Requirements: Your answer should be one number: the count of lines in these entries that hold the word "ffffff".

## Begin Data records

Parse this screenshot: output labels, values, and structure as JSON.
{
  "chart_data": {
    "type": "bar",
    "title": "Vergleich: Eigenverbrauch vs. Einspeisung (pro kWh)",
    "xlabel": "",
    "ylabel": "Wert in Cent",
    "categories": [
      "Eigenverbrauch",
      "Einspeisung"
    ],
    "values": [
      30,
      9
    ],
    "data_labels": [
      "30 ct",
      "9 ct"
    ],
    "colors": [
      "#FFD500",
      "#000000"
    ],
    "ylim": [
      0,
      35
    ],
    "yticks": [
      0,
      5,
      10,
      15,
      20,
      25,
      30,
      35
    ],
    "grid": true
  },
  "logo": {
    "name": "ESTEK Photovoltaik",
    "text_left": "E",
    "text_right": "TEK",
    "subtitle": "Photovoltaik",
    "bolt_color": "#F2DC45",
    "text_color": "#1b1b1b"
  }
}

## End Data records
## Begin Data records

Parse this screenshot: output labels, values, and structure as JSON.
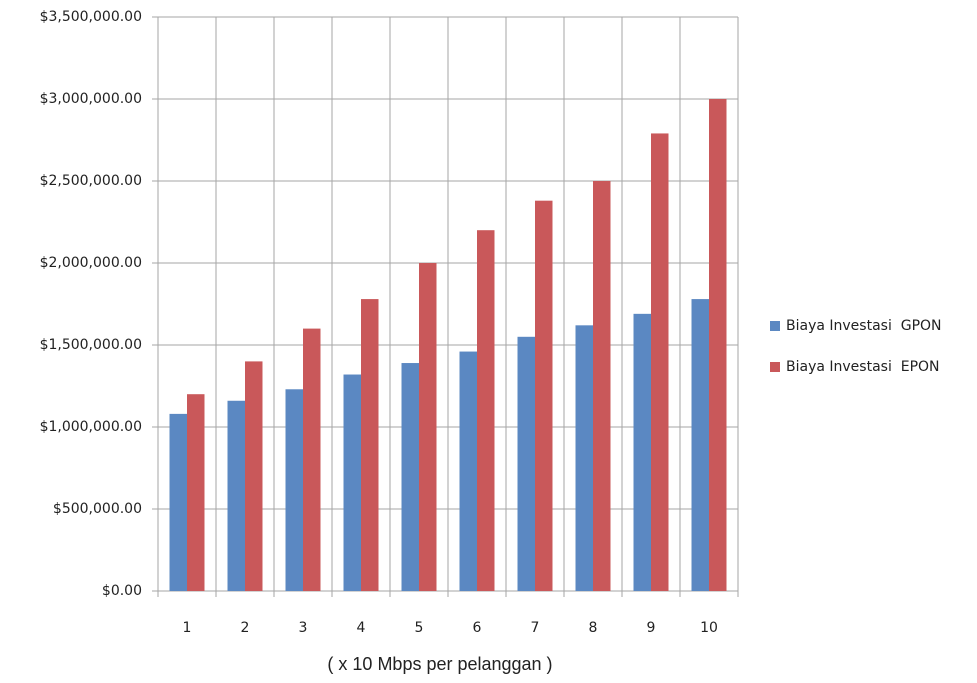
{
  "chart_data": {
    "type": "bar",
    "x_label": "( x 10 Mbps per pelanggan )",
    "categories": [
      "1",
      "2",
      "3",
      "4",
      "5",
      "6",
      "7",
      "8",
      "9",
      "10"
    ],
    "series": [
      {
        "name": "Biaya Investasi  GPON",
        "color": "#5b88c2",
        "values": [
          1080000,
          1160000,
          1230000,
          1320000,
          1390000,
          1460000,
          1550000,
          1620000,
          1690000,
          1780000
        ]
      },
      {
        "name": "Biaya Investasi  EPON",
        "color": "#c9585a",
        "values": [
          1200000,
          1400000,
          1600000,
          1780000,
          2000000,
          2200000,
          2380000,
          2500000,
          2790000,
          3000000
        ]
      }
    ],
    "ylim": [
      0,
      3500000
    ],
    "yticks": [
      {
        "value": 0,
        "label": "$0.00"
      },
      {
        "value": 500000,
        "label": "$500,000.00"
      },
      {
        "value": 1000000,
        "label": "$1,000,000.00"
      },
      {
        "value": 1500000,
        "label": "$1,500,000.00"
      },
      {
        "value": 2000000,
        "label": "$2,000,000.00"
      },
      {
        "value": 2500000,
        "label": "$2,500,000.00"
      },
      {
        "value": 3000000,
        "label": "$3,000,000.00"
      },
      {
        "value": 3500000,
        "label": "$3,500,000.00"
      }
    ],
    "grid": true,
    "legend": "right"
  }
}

## End Data records
## Begin Data records

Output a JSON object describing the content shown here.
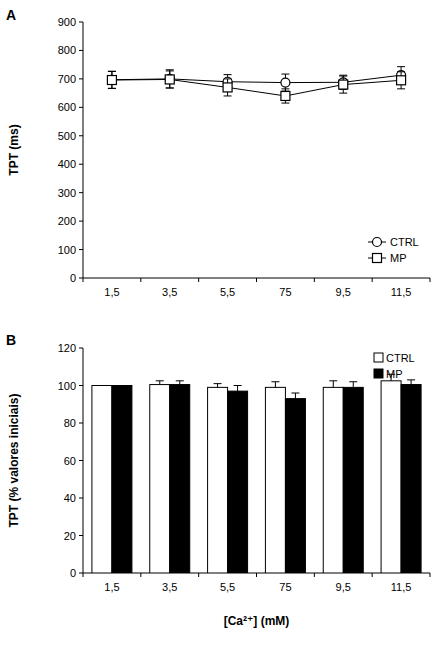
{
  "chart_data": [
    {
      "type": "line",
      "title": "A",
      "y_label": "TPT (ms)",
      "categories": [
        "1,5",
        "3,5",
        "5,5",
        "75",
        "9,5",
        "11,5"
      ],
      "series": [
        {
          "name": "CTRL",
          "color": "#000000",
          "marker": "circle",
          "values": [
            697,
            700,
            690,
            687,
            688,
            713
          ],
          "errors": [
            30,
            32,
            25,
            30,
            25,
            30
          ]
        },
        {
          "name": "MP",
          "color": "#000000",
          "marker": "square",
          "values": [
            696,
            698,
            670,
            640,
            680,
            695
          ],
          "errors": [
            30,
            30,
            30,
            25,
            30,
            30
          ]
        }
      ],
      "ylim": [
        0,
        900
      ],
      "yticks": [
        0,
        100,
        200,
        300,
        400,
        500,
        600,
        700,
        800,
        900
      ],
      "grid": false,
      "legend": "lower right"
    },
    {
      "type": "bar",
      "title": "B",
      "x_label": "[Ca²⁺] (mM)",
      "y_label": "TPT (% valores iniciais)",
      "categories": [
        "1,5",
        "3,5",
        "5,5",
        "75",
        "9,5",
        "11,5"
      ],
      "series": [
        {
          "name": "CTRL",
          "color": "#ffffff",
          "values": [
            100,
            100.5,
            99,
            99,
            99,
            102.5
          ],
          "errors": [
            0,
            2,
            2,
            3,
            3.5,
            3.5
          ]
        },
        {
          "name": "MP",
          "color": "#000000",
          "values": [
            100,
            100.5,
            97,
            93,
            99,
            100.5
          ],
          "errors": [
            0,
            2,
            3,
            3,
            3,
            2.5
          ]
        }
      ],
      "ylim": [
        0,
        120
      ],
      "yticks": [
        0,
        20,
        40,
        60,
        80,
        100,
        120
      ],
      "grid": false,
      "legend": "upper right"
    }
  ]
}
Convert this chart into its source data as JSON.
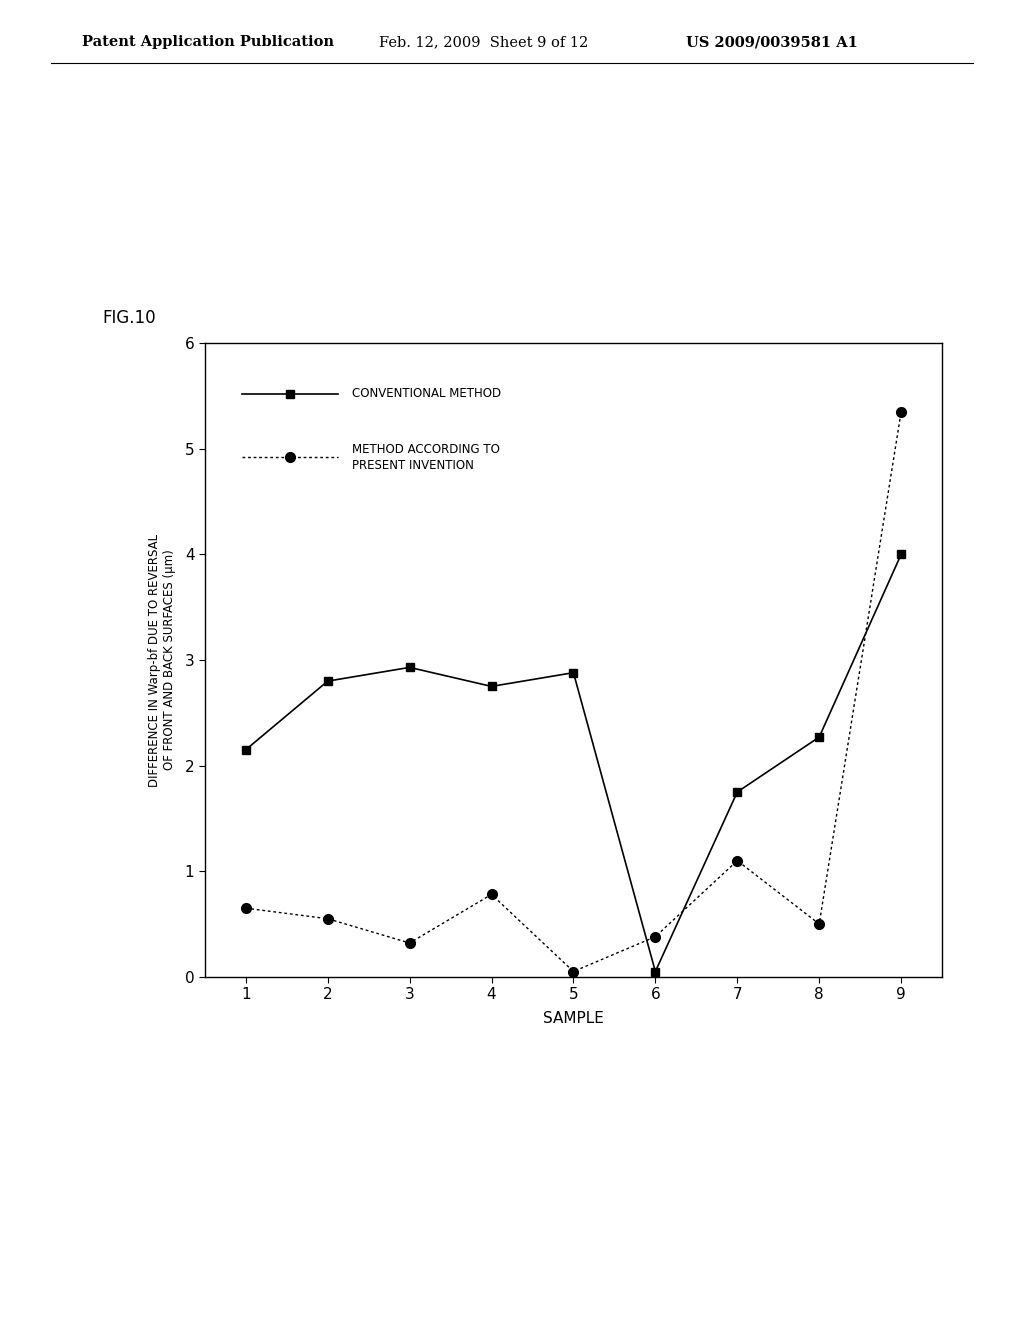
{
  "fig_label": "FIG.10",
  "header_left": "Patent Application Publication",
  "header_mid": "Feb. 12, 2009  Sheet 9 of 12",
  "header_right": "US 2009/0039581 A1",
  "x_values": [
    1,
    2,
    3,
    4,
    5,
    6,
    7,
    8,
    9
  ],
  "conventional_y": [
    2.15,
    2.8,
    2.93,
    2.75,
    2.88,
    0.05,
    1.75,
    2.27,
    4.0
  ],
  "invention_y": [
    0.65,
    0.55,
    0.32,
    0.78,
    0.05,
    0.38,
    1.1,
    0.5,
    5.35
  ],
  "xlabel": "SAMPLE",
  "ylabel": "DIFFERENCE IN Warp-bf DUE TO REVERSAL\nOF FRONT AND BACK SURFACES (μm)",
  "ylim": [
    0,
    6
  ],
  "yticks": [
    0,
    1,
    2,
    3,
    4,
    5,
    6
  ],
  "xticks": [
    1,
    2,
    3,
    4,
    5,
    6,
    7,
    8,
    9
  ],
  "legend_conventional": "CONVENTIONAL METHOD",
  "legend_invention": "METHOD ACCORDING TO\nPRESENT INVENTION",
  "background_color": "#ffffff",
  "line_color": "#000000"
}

## End Data records

Result for this task: 2